» **Objective**
From the entries that follow, extract each line holding the string "Christian".

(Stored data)
--- Start ---
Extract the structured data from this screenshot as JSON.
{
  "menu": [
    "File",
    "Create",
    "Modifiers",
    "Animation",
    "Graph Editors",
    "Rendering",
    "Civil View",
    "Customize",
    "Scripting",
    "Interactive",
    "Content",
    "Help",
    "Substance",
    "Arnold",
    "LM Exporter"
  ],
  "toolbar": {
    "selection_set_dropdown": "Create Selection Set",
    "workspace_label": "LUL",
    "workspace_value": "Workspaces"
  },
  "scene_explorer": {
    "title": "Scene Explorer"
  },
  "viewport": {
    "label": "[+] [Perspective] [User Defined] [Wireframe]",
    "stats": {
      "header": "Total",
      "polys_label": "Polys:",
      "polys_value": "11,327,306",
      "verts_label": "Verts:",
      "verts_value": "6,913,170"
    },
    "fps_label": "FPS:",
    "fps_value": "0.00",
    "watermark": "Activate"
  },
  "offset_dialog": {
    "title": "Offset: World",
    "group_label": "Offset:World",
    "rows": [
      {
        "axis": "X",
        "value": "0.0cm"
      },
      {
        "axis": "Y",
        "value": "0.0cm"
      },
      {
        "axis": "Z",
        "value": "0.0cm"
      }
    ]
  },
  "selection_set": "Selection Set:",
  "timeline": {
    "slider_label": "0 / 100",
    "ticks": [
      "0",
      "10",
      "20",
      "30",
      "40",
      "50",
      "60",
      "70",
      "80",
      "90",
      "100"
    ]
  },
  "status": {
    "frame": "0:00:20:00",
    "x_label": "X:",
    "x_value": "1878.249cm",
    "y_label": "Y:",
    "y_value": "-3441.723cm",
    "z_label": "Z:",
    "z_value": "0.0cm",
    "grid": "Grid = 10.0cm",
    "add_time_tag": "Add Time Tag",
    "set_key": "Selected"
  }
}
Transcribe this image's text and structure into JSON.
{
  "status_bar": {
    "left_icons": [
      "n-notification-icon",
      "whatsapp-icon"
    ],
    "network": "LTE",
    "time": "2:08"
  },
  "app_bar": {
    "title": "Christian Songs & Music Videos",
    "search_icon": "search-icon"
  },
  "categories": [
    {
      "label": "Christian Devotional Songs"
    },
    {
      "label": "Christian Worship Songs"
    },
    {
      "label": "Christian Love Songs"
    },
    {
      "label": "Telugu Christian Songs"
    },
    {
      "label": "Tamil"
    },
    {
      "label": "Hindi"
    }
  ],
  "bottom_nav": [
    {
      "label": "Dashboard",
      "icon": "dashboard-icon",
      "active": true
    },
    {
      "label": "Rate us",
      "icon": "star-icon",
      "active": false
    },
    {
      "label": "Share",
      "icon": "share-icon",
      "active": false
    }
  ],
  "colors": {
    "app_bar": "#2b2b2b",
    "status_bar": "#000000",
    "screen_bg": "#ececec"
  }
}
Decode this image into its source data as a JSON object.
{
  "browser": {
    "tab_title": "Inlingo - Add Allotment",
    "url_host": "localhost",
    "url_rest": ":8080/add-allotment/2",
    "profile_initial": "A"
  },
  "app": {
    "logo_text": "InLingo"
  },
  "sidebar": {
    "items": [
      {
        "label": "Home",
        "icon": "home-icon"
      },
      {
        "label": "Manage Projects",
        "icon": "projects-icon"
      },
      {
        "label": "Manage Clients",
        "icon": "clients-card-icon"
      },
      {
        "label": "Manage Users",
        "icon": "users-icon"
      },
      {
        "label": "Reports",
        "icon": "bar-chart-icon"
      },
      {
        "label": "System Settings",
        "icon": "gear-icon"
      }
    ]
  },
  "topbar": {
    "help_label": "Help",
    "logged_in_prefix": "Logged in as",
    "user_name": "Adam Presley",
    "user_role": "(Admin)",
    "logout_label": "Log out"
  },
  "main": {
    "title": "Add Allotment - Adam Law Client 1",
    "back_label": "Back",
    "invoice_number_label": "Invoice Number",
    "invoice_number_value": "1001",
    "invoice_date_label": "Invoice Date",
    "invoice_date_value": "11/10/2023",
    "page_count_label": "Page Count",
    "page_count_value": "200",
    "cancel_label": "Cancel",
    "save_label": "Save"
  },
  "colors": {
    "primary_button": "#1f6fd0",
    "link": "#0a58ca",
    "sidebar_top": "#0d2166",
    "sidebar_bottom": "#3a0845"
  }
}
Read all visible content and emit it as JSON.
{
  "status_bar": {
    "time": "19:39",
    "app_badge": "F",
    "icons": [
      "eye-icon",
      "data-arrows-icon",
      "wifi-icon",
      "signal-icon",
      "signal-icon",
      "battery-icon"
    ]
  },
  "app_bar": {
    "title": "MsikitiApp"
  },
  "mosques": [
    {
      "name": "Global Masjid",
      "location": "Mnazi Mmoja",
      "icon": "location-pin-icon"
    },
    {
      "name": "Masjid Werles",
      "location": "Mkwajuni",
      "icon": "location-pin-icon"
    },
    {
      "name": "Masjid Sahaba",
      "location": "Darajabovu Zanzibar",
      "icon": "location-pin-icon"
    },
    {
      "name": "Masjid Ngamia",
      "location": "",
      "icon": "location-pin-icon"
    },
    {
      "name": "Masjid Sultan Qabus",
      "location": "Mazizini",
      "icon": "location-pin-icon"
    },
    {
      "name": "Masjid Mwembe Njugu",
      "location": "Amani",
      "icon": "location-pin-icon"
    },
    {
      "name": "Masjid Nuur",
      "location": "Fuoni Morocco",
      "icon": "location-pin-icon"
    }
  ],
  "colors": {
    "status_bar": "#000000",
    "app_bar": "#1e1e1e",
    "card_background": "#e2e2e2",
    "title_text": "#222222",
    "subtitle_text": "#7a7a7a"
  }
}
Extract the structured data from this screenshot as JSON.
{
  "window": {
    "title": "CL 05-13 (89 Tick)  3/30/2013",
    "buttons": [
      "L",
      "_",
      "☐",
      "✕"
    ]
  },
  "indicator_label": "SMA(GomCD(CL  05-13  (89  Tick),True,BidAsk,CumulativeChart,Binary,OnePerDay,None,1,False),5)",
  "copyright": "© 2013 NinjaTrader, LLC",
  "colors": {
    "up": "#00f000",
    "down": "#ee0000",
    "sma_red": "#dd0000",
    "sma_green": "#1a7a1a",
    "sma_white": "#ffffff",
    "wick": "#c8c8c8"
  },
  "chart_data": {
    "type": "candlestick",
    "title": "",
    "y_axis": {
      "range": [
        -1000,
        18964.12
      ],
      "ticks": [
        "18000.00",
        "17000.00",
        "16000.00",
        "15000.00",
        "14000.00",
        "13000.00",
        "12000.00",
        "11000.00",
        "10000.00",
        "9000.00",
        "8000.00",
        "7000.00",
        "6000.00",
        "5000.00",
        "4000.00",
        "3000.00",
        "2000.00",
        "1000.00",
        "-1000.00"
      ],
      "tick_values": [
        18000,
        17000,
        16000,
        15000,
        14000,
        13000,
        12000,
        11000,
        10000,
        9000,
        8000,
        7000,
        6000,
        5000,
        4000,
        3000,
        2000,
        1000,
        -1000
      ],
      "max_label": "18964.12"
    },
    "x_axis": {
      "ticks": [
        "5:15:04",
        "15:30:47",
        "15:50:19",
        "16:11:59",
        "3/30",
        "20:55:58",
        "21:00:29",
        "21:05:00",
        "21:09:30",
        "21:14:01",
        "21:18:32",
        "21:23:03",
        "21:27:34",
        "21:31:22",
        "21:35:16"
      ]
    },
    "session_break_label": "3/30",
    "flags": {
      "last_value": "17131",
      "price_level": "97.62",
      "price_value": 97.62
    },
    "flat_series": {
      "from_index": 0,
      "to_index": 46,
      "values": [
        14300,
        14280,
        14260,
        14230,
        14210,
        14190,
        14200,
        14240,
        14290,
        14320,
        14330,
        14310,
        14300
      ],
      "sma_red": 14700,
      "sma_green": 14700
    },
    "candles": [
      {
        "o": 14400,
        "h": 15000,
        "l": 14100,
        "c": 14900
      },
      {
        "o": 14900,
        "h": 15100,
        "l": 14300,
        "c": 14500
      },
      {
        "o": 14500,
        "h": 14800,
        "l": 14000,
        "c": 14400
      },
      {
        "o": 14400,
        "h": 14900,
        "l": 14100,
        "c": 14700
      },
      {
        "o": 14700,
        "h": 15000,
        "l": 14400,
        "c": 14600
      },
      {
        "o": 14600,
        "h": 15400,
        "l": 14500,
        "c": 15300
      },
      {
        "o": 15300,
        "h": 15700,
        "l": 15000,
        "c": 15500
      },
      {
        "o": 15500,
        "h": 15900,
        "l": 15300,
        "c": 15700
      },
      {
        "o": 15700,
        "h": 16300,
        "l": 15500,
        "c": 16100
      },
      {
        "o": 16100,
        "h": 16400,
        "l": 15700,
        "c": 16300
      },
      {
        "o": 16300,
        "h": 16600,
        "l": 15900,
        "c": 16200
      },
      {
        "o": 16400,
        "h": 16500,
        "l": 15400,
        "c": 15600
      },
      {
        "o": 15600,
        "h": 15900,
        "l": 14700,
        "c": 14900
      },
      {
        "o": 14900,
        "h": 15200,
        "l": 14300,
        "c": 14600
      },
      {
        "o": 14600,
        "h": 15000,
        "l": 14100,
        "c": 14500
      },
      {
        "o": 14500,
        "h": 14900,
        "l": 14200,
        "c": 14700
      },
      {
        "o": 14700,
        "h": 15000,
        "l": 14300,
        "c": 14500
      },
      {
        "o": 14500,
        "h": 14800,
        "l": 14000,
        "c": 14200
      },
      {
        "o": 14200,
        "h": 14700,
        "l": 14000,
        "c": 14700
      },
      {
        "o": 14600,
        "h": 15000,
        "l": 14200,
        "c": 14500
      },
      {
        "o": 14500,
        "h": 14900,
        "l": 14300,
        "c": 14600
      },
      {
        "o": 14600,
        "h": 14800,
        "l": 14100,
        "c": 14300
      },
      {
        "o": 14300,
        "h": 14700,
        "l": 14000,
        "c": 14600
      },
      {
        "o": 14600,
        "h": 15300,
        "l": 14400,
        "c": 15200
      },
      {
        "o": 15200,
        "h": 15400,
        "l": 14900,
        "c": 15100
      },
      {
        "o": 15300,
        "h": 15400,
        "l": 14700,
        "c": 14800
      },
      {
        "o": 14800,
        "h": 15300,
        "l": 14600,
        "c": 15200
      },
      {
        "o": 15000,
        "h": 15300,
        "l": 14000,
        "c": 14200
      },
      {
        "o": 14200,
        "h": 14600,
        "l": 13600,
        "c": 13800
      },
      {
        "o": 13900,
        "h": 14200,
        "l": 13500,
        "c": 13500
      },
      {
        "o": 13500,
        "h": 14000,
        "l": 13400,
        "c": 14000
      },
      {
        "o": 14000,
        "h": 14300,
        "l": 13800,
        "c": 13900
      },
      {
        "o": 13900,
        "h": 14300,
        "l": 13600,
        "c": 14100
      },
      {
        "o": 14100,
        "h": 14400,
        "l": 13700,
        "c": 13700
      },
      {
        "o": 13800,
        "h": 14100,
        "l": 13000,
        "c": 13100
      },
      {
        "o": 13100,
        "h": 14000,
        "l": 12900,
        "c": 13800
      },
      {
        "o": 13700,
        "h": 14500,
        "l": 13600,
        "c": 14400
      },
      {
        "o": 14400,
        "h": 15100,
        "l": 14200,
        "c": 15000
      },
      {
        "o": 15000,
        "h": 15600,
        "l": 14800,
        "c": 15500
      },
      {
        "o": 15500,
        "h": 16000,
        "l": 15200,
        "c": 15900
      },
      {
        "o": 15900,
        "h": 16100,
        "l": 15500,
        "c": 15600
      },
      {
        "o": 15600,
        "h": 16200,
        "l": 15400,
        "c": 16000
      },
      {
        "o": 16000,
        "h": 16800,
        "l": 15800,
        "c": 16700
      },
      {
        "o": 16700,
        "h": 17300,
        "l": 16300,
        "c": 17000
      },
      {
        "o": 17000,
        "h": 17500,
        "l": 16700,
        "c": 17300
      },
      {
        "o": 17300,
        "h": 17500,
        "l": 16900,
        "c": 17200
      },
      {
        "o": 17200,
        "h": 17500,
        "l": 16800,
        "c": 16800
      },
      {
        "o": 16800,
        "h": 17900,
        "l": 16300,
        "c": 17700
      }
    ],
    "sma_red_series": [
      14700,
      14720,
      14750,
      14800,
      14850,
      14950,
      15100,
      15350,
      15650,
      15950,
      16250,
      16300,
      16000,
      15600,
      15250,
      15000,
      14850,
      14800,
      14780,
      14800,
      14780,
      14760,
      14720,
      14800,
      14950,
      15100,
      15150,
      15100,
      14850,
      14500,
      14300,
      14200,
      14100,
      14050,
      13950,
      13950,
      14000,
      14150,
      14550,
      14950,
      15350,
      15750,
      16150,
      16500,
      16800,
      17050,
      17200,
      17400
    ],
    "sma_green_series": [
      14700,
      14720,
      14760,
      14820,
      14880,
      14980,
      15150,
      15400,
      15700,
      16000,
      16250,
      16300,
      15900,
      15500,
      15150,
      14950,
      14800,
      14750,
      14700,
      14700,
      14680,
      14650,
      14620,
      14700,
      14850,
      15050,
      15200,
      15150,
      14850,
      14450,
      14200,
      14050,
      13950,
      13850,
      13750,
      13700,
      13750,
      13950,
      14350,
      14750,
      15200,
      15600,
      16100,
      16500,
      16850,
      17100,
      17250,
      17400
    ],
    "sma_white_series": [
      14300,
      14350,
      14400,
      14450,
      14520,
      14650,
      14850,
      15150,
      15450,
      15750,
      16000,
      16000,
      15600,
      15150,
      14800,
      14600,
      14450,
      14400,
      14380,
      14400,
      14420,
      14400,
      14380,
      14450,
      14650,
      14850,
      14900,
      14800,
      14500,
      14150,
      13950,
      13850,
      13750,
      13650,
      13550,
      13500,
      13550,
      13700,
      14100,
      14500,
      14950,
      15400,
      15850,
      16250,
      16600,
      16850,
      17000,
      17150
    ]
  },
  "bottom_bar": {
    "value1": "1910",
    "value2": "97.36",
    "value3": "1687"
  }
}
--- End ---
» **Solution for this problem**
    "title": "Christian Songs & Music Videos",
      "label": "Christian Devotional Songs"
      "label": "Christian Worship Songs"
      "label": "Christian Love Songs"
      "label": "Telugu Christian Songs"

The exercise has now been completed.